### Aim
Repeat the lines below exactly as they appear, but leave out the images.

╭─ Source material

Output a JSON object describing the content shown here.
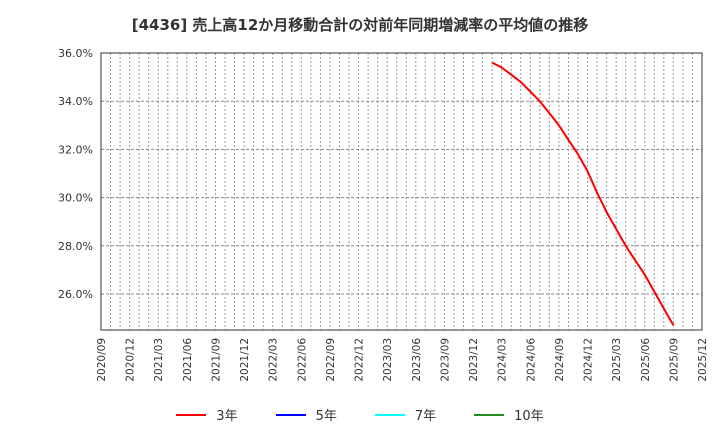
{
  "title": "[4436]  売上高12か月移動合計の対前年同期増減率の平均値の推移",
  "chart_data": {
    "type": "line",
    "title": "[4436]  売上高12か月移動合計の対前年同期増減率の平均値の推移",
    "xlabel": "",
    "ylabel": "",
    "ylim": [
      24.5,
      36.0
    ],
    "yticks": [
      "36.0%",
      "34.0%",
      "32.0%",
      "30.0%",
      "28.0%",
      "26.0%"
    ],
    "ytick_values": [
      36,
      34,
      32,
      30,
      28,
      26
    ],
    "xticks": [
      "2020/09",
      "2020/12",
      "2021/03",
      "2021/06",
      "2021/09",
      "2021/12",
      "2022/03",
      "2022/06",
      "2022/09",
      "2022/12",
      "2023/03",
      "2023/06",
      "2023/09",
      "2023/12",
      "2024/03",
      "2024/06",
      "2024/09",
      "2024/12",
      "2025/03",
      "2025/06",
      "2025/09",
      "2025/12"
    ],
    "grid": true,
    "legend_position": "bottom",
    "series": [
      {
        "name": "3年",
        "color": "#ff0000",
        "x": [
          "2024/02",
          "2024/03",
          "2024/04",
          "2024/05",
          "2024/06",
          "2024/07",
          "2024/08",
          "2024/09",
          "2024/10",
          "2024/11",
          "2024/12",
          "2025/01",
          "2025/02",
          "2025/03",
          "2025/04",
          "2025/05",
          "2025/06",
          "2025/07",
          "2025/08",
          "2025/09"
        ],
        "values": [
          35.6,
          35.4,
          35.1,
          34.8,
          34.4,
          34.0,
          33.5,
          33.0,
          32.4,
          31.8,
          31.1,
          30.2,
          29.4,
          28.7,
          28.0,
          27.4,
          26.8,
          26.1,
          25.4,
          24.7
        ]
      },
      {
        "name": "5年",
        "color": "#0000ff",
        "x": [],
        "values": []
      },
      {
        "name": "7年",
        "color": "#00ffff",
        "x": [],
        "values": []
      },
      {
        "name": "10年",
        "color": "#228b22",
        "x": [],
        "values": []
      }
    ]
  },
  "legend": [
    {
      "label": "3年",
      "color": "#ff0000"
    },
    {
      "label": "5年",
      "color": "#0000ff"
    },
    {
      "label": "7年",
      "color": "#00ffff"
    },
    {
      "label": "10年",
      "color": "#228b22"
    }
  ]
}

╰─

### Written reply
Output a JSON object describing the content shown here.
{
  "title": "[4436]  売上高12か月移動合計の対前年同期増減率の平均値の推移",
  "chart_data": {
    "type": "line",
    "title": "[4436]  売上高12か月移動合計の対前年同期増減率の平均値の推移",
    "xlabel": "",
    "ylabel": "",
    "ylim": [
      24.5,
      36.0
    ],
    "yticks": [
      "36.0%",
      "34.0%",
      "32.0%",
      "30.0%",
      "28.0%",
      "26.0%"
    ],
    "ytick_values": [
      36,
      34,
      32,
      30,
      28,
      26
    ],
    "xticks": [
      "2020/09",
      "2020/12",
      "2021/03",
      "2021/06",
      "2021/09",
      "2021/12",
      "2022/03",
      "2022/06",
      "2022/09",
      "2022/12",
      "2023/03",
      "2023/06",
      "2023/09",
      "2023/12",
      "2024/03",
      "2024/06",
      "2024/09",
      "2024/12",
      "2025/03",
      "2025/06",
      "2025/09",
      "2025/12"
    ],
    "grid": true,
    "legend_position": "bottom",
    "series": [
      {
        "name": "3年",
        "color": "#ff0000",
        "x": [
          "2024/02",
          "2024/03",
          "2024/04",
          "2024/05",
          "2024/06",
          "2024/07",
          "2024/08",
          "2024/09",
          "2024/10",
          "2024/11",
          "2024/12",
          "2025/01",
          "2025/02",
          "2025/03",
          "2025/04",
          "2025/05",
          "2025/06",
          "2025/07",
          "2025/08",
          "2025/09"
        ],
        "values": [
          35.6,
          35.4,
          35.1,
          34.8,
          34.4,
          34.0,
          33.5,
          33.0,
          32.4,
          31.8,
          31.1,
          30.2,
          29.4,
          28.7,
          28.0,
          27.4,
          26.8,
          26.1,
          25.4,
          24.7
        ]
      },
      {
        "name": "5年",
        "color": "#0000ff",
        "x": [],
        "values": []
      },
      {
        "name": "7年",
        "color": "#00ffff",
        "x": [],
        "values": []
      },
      {
        "name": "10年",
        "color": "#228b22",
        "x": [],
        "values": []
      }
    ]
  },
  "legend": [
    {
      "label": "3年",
      "color": "#ff0000"
    },
    {
      "label": "5年",
      "color": "#0000ff"
    },
    {
      "label": "7年",
      "color": "#00ffff"
    },
    {
      "label": "10年",
      "color": "#228b22"
    }
  ]
}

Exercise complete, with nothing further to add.